Data entries
▼▼▼
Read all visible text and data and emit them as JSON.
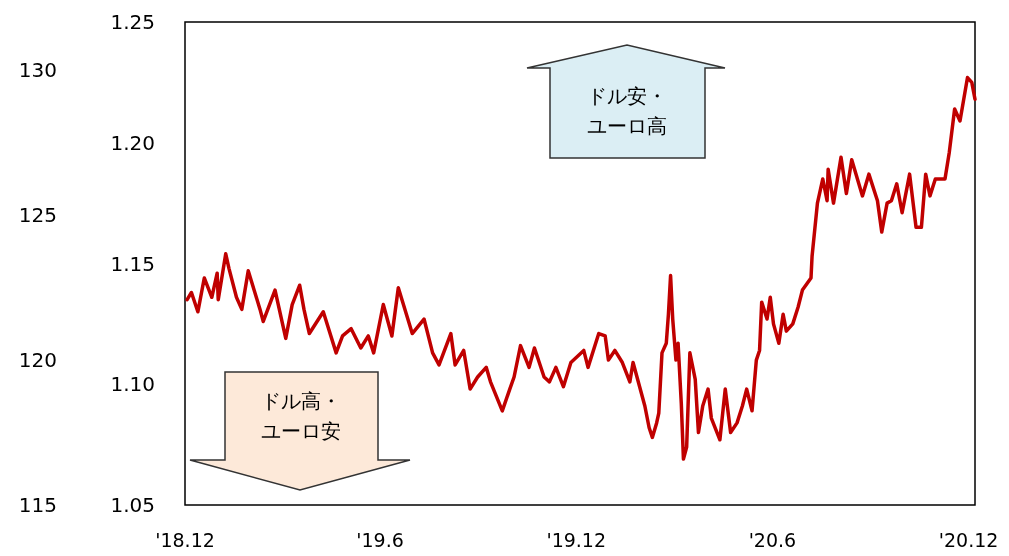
{
  "chart_data": {
    "type": "line",
    "x": [
      "2018-12-03",
      "2018-12-07",
      "2018-12-13",
      "2018-12-19",
      "2018-12-26",
      "2018-12-31",
      "2019-01-01",
      "2019-01-08",
      "2019-01-11",
      "2019-01-18",
      "2019-01-23",
      "2019-01-29",
      "2019-02-09",
      "2019-02-12",
      "2019-02-23",
      "2019-03-05",
      "2019-03-11",
      "2019-03-18",
      "2019-03-22",
      "2019-03-27",
      "2019-04-09",
      "2019-04-21",
      "2019-04-27",
      "2019-05-05",
      "2019-05-14",
      "2019-05-21",
      "2019-05-26",
      "2019-06-04",
      "2019-06-12",
      "2019-06-18",
      "2019-07-01",
      "2019-07-12",
      "2019-07-20",
      "2019-07-26",
      "2019-08-06",
      "2019-08-10",
      "2019-08-18",
      "2019-08-24",
      "2019-08-31",
      "2019-09-08",
      "2019-09-12",
      "2019-09-23",
      "2019-09-30",
      "2019-10-04",
      "2019-10-10",
      "2019-10-18",
      "2019-10-23",
      "2019-11-01",
      "2019-11-06",
      "2019-11-12",
      "2019-11-19",
      "2019-11-26",
      "2019-12-08",
      "2019-12-12",
      "2019-12-22",
      "2019-12-28",
      "2019-12-31",
      "2020-01-06",
      "2020-01-13",
      "2020-01-20",
      "2020-01-23",
      "2020-02-03",
      "2020-02-07",
      "2020-02-10",
      "2020-02-14",
      "2020-02-16",
      "2020-02-19",
      "2020-02-23",
      "2020-02-25",
      "2020-02-27",
      "2020-02-29",
      "2020-03-03",
      "2020-03-05",
      "2020-03-08",
      "2020-03-10",
      "2020-03-13",
      "2020-03-16",
      "2020-03-21",
      "2020-03-24",
      "2020-03-28",
      "2020-04-02",
      "2020-04-05",
      "2020-04-13",
      "2020-04-18",
      "2020-04-23",
      "2020-04-29",
      "2020-05-04",
      "2020-05-08",
      "2020-05-13",
      "2020-05-17",
      "2020-05-20",
      "2020-05-22",
      "2020-05-27",
      "2020-05-30",
      "2020-06-02",
      "2020-06-07",
      "2020-06-11",
      "2020-06-14",
      "2020-06-20",
      "2020-06-25",
      "2020-06-29",
      "2020-07-07",
      "2020-07-08",
      "2020-07-13",
      "2020-07-18",
      "2020-07-22",
      "2020-07-23",
      "2020-07-28",
      "2020-08-04",
      "2020-08-09",
      "2020-08-14",
      "2020-08-24",
      "2020-08-30",
      "2020-09-07",
      "2020-09-11",
      "2020-09-16",
      "2020-09-20",
      "2020-09-25",
      "2020-09-30",
      "2020-10-07",
      "2020-10-13",
      "2020-10-18",
      "2020-10-22",
      "2020-10-26",
      "2020-10-31",
      "2020-11-09",
      "2020-11-13",
      "2020-11-18",
      "2020-11-23",
      "2020-11-30",
      "2020-12-04",
      "2020-12-07"
    ],
    "series": [
      {
        "color": "#c00000",
        "values": [
          1.135,
          1.138,
          1.13,
          1.144,
          1.136,
          1.146,
          1.135,
          1.154,
          1.148,
          1.136,
          1.131,
          1.147,
          1.131,
          1.126,
          1.139,
          1.119,
          1.133,
          1.141,
          1.131,
          1.121,
          1.13,
          1.113,
          1.12,
          1.123,
          1.115,
          1.12,
          1.113,
          1.133,
          1.12,
          1.14,
          1.121,
          1.127,
          1.113,
          1.108,
          1.121,
          1.108,
          1.114,
          1.098,
          1.103,
          1.107,
          1.101,
          1.089,
          1.098,
          1.103,
          1.116,
          1.107,
          1.115,
          1.103,
          1.101,
          1.107,
          1.099,
          1.109,
          1.114,
          1.107,
          1.121,
          1.12,
          1.11,
          1.114,
          1.109,
          1.101,
          1.109,
          1.091,
          1.082,
          1.078,
          1.084,
          1.088,
          1.113,
          1.117,
          1.129,
          1.145,
          1.127,
          1.11,
          1.117,
          1.092,
          1.069,
          1.074,
          1.113,
          1.102,
          1.08,
          1.091,
          1.098,
          1.086,
          1.077,
          1.098,
          1.08,
          1.084,
          1.091,
          1.098,
          1.089,
          1.11,
          1.114,
          1.134,
          1.127,
          1.136,
          1.125,
          1.117,
          1.129,
          1.122,
          1.125,
          1.132,
          1.139,
          1.144,
          1.153,
          1.175,
          1.185,
          1.176,
          1.189,
          1.175,
          1.194,
          1.179,
          1.193,
          1.178,
          1.187,
          1.176,
          1.163,
          1.175,
          1.176,
          1.183,
          1.171,
          1.187,
          1.165,
          1.165,
          1.187,
          1.178,
          1.185,
          1.185,
          1.196,
          1.214,
          1.209,
          1.227,
          1.225,
          1.218
        ]
      }
    ],
    "xlim": [
      "2018-12-01",
      "2020-12-07"
    ],
    "xticks": [
      {
        "value": "2018-12-01",
        "label": "'18.12"
      },
      {
        "value": "2019-06-01",
        "label": "'19.6"
      },
      {
        "value": "2019-12-01",
        "label": "'19.12"
      },
      {
        "value": "2020-06-01",
        "label": "'20.6"
      },
      {
        "value": "2020-12-01",
        "label": "'20.12"
      }
    ],
    "ylim": [
      1.05,
      1.25
    ],
    "yticks": [
      {
        "value": 1.05,
        "label": "1.05"
      },
      {
        "value": 1.1,
        "label": "1.10"
      },
      {
        "value": 1.15,
        "label": "1.15"
      },
      {
        "value": 1.2,
        "label": "1.20"
      },
      {
        "value": 1.25,
        "label": "1.25"
      }
    ],
    "y2lim": [
      115,
      131.65
    ],
    "y2ticks": [
      115,
      120,
      125,
      130
    ],
    "annotations": [
      "ドル安・ユーロ高",
      "ドル高・ユーロ安"
    ]
  }
}
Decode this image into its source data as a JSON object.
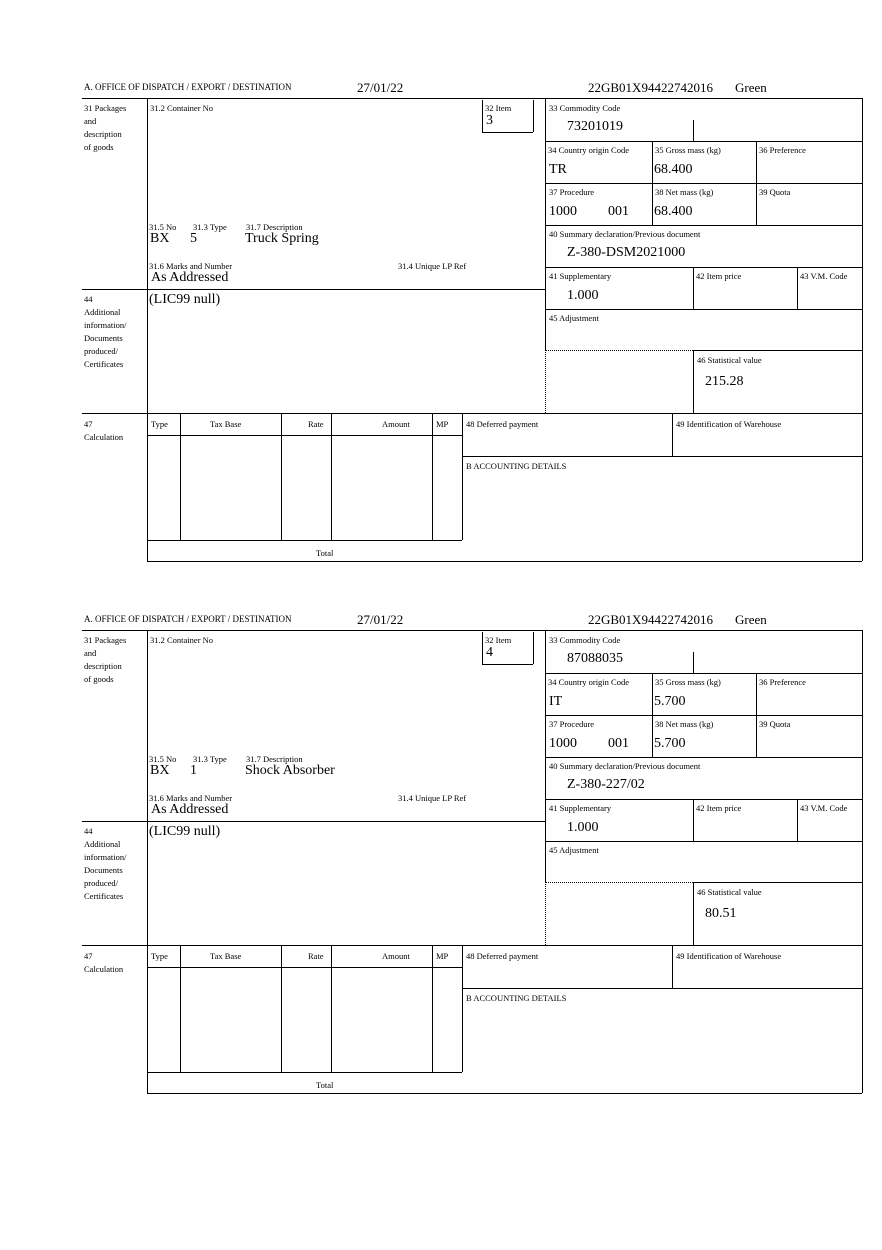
{
  "labels": {
    "office": "A. OFFICE OF DISPATCH / EXPORT / DESTINATION",
    "packages": [
      "31 Packages",
      "and",
      "description",
      "of goods"
    ],
    "container": "31.2 Container No",
    "item": "32 Item",
    "no": "31.5 No",
    "type": "31.3 Type",
    "description": "31.7 Description",
    "marks": "31.6 Marks and Number",
    "unique_ref": "31.4 Unique LP Ref",
    "commodity": "33 Commodity Code",
    "country": "34 Country origin Code",
    "gross": "35 Gross mass (kg)",
    "preference": "36 Preference",
    "procedure": "37 Procedure",
    "net": "38 Net mass (kg)",
    "quota": "39 Quota",
    "summary": "40 Summary declaration/Previous document",
    "supplementary": "41 Supplementary",
    "item_price": "42 Item price",
    "vm_code": "43 V.M. Code",
    "additional": [
      "44",
      "Additional",
      "information/",
      "Documents",
      "produced/",
      "Certificates"
    ],
    "adjustment": "45 Adjustment",
    "statistical": "46 Statistical value",
    "calculation": [
      "47",
      "Calculation"
    ],
    "calc_cols": [
      "Type",
      "Tax Base",
      "Rate",
      "Amount",
      "MP"
    ],
    "total": "Total",
    "deferred": "48 Deferred payment",
    "warehouse": "49 Identification of Warehouse",
    "accounting": "B ACCOUNTING DETAILS"
  },
  "forms": [
    {
      "date": "27/01/22",
      "reference": "22GB01X94422742016",
      "route": "Green",
      "item": "3",
      "pkg_no": "BX",
      "pkg_type": "5",
      "description": "Truck Spring",
      "marks": "As Addressed",
      "commodity": "73201019",
      "country": "TR",
      "gross": "68.400",
      "procedure": "1000",
      "procedure_sub": "001",
      "net": "68.400",
      "summary": "Z-380-DSM2021000",
      "supplementary": "1.000",
      "additional": "(LIC99 null)",
      "statistical": "215.28"
    },
    {
      "date": "27/01/22",
      "reference": "22GB01X94422742016",
      "route": "Green",
      "item": "4",
      "pkg_no": "BX",
      "pkg_type": "1",
      "description": "Shock Absorber",
      "marks": "As Addressed",
      "commodity": "87088035",
      "country": "IT",
      "gross": "5.700",
      "procedure": "1000",
      "procedure_sub": "001",
      "net": "5.700",
      "summary": "Z-380-227/02",
      "supplementary": "1.000",
      "additional": "(LIC99 null)",
      "statistical": "80.51"
    }
  ]
}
▲▲▲
• _INSTRUCTIONS TO FOLLOW_
Filter out every line that lacks the word "mass", and copy the rest.

• _FINAL ANSWER_
    "gross": "35 Gross mass (kg)",
    "net": "38 Net mass (kg)",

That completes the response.